WHAT IS NEEDED
All of the lines below are to be transcribed faithfully, with pictures excluded from the copy.

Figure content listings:

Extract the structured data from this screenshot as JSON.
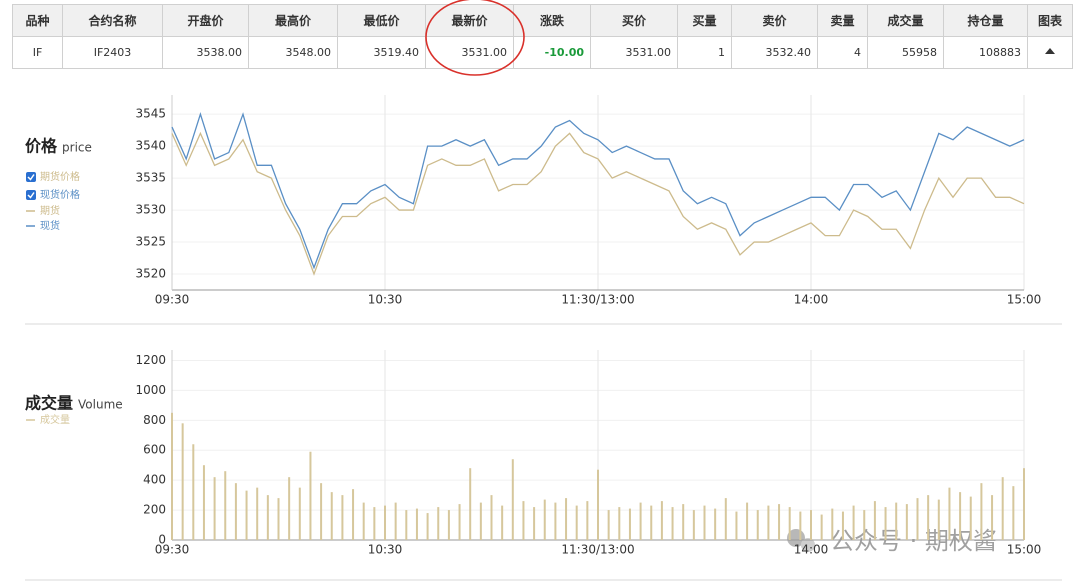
{
  "table": {
    "headers": [
      "品种",
      "合约名称",
      "开盘价",
      "最高价",
      "最低价",
      "最新价",
      "涨跌",
      "买价",
      "买量",
      "卖价",
      "卖量",
      "成交量",
      "持仓量",
      "图表"
    ],
    "rows": [
      [
        "IF",
        "IF2403",
        "3538.00",
        "3548.00",
        "3519.40",
        "3531.00",
        "-10.00",
        "3531.00",
        "1",
        "3532.40",
        "4",
        "55958",
        "108883"
      ]
    ]
  },
  "watermark": "公众号 · 期权酱",
  "chart_data": [
    {
      "type": "line",
      "title": "价格",
      "title_en": "price",
      "toggles": [
        "期货价格",
        "现货价格"
      ],
      "x": [
        0,
        4,
        8,
        12,
        16,
        20,
        24,
        28,
        32,
        36,
        40,
        44,
        48,
        52,
        56,
        60,
        64,
        68,
        72,
        76,
        80,
        84,
        88,
        92,
        96,
        100,
        104,
        108,
        112,
        116,
        120,
        124,
        128,
        132,
        136,
        140,
        144,
        148,
        152,
        156,
        160,
        164,
        168,
        172,
        176,
        180,
        184,
        188,
        192,
        196,
        200,
        204,
        208,
        212,
        216,
        220,
        224,
        228,
        232,
        236,
        240
      ],
      "xlim": [
        0,
        240
      ],
      "xticks": [
        {
          "value": 0,
          "label": "09:30"
        },
        {
          "value": 60,
          "label": "10:30"
        },
        {
          "value": 120,
          "label": "11:30/13:00"
        },
        {
          "value": 180,
          "label": "14:00"
        },
        {
          "value": 240,
          "label": "15:00"
        }
      ],
      "ylim": [
        3517.5,
        3548
      ],
      "yticks": [
        3520,
        3525,
        3530,
        3535,
        3540,
        3545
      ],
      "grid": true,
      "series": [
        {
          "name": "期货",
          "color": "#cdbb8c",
          "values": [
            3542,
            3537,
            3542,
            3537,
            3538,
            3541,
            3536,
            3535,
            3530,
            3526,
            3520,
            3526,
            3529,
            3529,
            3531,
            3532,
            3530,
            3530,
            3537,
            3538,
            3537,
            3537,
            3538,
            3533,
            3534,
            3534,
            3536,
            3540,
            3542,
            3539,
            3538,
            3535,
            3536,
            3535,
            3534,
            3533,
            3529,
            3527,
            3528,
            3527,
            3523,
            3525,
            3525,
            3526,
            3527,
            3528,
            3526,
            3526,
            3530,
            3529,
            3527,
            3527,
            3524,
            3530,
            3535,
            3532,
            3535,
            3535,
            3532,
            3532,
            3531
          ]
        },
        {
          "name": "现货",
          "color": "#5a8fc5",
          "values": [
            3543,
            3538,
            3545,
            3538,
            3539,
            3545,
            3537,
            3537,
            3531,
            3527,
            3521,
            3527,
            3531,
            3531,
            3533,
            3534,
            3532,
            3531,
            3540,
            3540,
            3541,
            3540,
            3541,
            3537,
            3538,
            3538,
            3540,
            3543,
            3544,
            3542,
            3541,
            3539,
            3540,
            3539,
            3538,
            3538,
            3533,
            3531,
            3532,
            3531,
            3526,
            3528,
            3529,
            3530,
            3531,
            3532,
            3532,
            3530,
            3534,
            3534,
            3532,
            3533,
            3530,
            3536,
            3542,
            3541,
            3543,
            3542,
            3541,
            3540,
            3541
          ]
        }
      ]
    },
    {
      "type": "bar",
      "title": "成交量",
      "title_en": "Volume",
      "x": [
        0,
        3,
        6,
        9,
        12,
        15,
        18,
        21,
        24,
        27,
        30,
        33,
        36,
        39,
        42,
        45,
        48,
        51,
        54,
        57,
        60,
        63,
        66,
        69,
        72,
        75,
        78,
        81,
        84,
        87,
        90,
        93,
        96,
        99,
        102,
        105,
        108,
        111,
        114,
        117,
        120,
        123,
        126,
        129,
        132,
        135,
        138,
        141,
        144,
        147,
        150,
        153,
        156,
        159,
        162,
        165,
        168,
        171,
        174,
        177,
        180,
        183,
        186,
        189,
        192,
        195,
        198,
        201,
        204,
        207,
        210,
        213,
        216,
        219,
        222,
        225,
        228,
        231,
        234,
        237,
        240
      ],
      "xlim": [
        0,
        240
      ],
      "xticks": [
        {
          "value": 0,
          "label": "09:30"
        },
        {
          "value": 60,
          "label": "10:30"
        },
        {
          "value": 120,
          "label": "11:30/13:00"
        },
        {
          "value": 180,
          "label": "14:00"
        },
        {
          "value": 240,
          "label": "15:00"
        }
      ],
      "ylim": [
        0,
        1270
      ],
      "yticks": [
        0,
        200,
        400,
        600,
        800,
        1000,
        1200
      ],
      "grid": true,
      "series": [
        {
          "name": "成交量",
          "color": "#d6c79c",
          "values": [
            850,
            780,
            640,
            500,
            420,
            460,
            380,
            330,
            350,
            300,
            280,
            420,
            350,
            590,
            380,
            320,
            300,
            340,
            250,
            220,
            230,
            250,
            200,
            210,
            180,
            220,
            200,
            240,
            480,
            250,
            300,
            230,
            540,
            260,
            220,
            270,
            250,
            280,
            230,
            260,
            470,
            200,
            220,
            210,
            250,
            230,
            260,
            220,
            240,
            200,
            230,
            210,
            280,
            190,
            250,
            200,
            230,
            240,
            220,
            190,
            200,
            170,
            210,
            190,
            230,
            200,
            260,
            220,
            250,
            240,
            280,
            300,
            270,
            350,
            320,
            290,
            380,
            300,
            420,
            360,
            480
          ]
        }
      ]
    }
  ]
}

FINAL RESULT
Extract the structured data from this screenshot as JSON.
{
  "table": {
    "headers": [
      "品种",
      "合约名称",
      "开盘价",
      "最高价",
      "最低价",
      "最新价",
      "涨跌",
      "买价",
      "买量",
      "卖价",
      "卖量",
      "成交量",
      "持仓量",
      "图表"
    ],
    "rows": [
      [
        "IF",
        "IF2403",
        "3538.00",
        "3548.00",
        "3519.40",
        "3531.00",
        "-10.00",
        "3531.00",
        "1",
        "3532.40",
        "4",
        "55958",
        "108883"
      ]
    ]
  },
  "watermark": "公众号 · 期权酱",
  "chart_data": [
    {
      "type": "line",
      "title": "价格",
      "title_en": "price",
      "toggles": [
        "期货价格",
        "现货价格"
      ],
      "x": [
        0,
        4,
        8,
        12,
        16,
        20,
        24,
        28,
        32,
        36,
        40,
        44,
        48,
        52,
        56,
        60,
        64,
        68,
        72,
        76,
        80,
        84,
        88,
        92,
        96,
        100,
        104,
        108,
        112,
        116,
        120,
        124,
        128,
        132,
        136,
        140,
        144,
        148,
        152,
        156,
        160,
        164,
        168,
        172,
        176,
        180,
        184,
        188,
        192,
        196,
        200,
        204,
        208,
        212,
        216,
        220,
        224,
        228,
        232,
        236,
        240
      ],
      "xlim": [
        0,
        240
      ],
      "xticks": [
        {
          "value": 0,
          "label": "09:30"
        },
        {
          "value": 60,
          "label": "10:30"
        },
        {
          "value": 120,
          "label": "11:30/13:00"
        },
        {
          "value": 180,
          "label": "14:00"
        },
        {
          "value": 240,
          "label": "15:00"
        }
      ],
      "ylim": [
        3517.5,
        3548
      ],
      "yticks": [
        3520,
        3525,
        3530,
        3535,
        3540,
        3545
      ],
      "grid": true,
      "series": [
        {
          "name": "期货",
          "color": "#cdbb8c",
          "values": [
            3542,
            3537,
            3542,
            3537,
            3538,
            3541,
            3536,
            3535,
            3530,
            3526,
            3520,
            3526,
            3529,
            3529,
            3531,
            3532,
            3530,
            3530,
            3537,
            3538,
            3537,
            3537,
            3538,
            3533,
            3534,
            3534,
            3536,
            3540,
            3542,
            3539,
            3538,
            3535,
            3536,
            3535,
            3534,
            3533,
            3529,
            3527,
            3528,
            3527,
            3523,
            3525,
            3525,
            3526,
            3527,
            3528,
            3526,
            3526,
            3530,
            3529,
            3527,
            3527,
            3524,
            3530,
            3535,
            3532,
            3535,
            3535,
            3532,
            3532,
            3531
          ]
        },
        {
          "name": "现货",
          "color": "#5a8fc5",
          "values": [
            3543,
            3538,
            3545,
            3538,
            3539,
            3545,
            3537,
            3537,
            3531,
            3527,
            3521,
            3527,
            3531,
            3531,
            3533,
            3534,
            3532,
            3531,
            3540,
            3540,
            3541,
            3540,
            3541,
            3537,
            3538,
            3538,
            3540,
            3543,
            3544,
            3542,
            3541,
            3539,
            3540,
            3539,
            3538,
            3538,
            3533,
            3531,
            3532,
            3531,
            3526,
            3528,
            3529,
            3530,
            3531,
            3532,
            3532,
            3530,
            3534,
            3534,
            3532,
            3533,
            3530,
            3536,
            3542,
            3541,
            3543,
            3542,
            3541,
            3540,
            3541
          ]
        }
      ]
    },
    {
      "type": "bar",
      "title": "成交量",
      "title_en": "Volume",
      "x": [
        0,
        3,
        6,
        9,
        12,
        15,
        18,
        21,
        24,
        27,
        30,
        33,
        36,
        39,
        42,
        45,
        48,
        51,
        54,
        57,
        60,
        63,
        66,
        69,
        72,
        75,
        78,
        81,
        84,
        87,
        90,
        93,
        96,
        99,
        102,
        105,
        108,
        111,
        114,
        117,
        120,
        123,
        126,
        129,
        132,
        135,
        138,
        141,
        144,
        147,
        150,
        153,
        156,
        159,
        162,
        165,
        168,
        171,
        174,
        177,
        180,
        183,
        186,
        189,
        192,
        195,
        198,
        201,
        204,
        207,
        210,
        213,
        216,
        219,
        222,
        225,
        228,
        231,
        234,
        237,
        240
      ],
      "xlim": [
        0,
        240
      ],
      "xticks": [
        {
          "value": 0,
          "label": "09:30"
        },
        {
          "value": 60,
          "label": "10:30"
        },
        {
          "value": 120,
          "label": "11:30/13:00"
        },
        {
          "value": 180,
          "label": "14:00"
        },
        {
          "value": 240,
          "label": "15:00"
        }
      ],
      "ylim": [
        0,
        1270
      ],
      "yticks": [
        0,
        200,
        400,
        600,
        800,
        1000,
        1200
      ],
      "grid": true,
      "series": [
        {
          "name": "成交量",
          "color": "#d6c79c",
          "values": [
            850,
            780,
            640,
            500,
            420,
            460,
            380,
            330,
            350,
            300,
            280,
            420,
            350,
            590,
            380,
            320,
            300,
            340,
            250,
            220,
            230,
            250,
            200,
            210,
            180,
            220,
            200,
            240,
            480,
            250,
            300,
            230,
            540,
            260,
            220,
            270,
            250,
            280,
            230,
            260,
            470,
            200,
            220,
            210,
            250,
            230,
            260,
            220,
            240,
            200,
            230,
            210,
            280,
            190,
            250,
            200,
            230,
            240,
            220,
            190,
            200,
            170,
            210,
            190,
            230,
            200,
            260,
            220,
            250,
            240,
            280,
            300,
            270,
            350,
            320,
            290,
            380,
            300,
            420,
            360,
            480
          ]
        }
      ]
    }
  ]
}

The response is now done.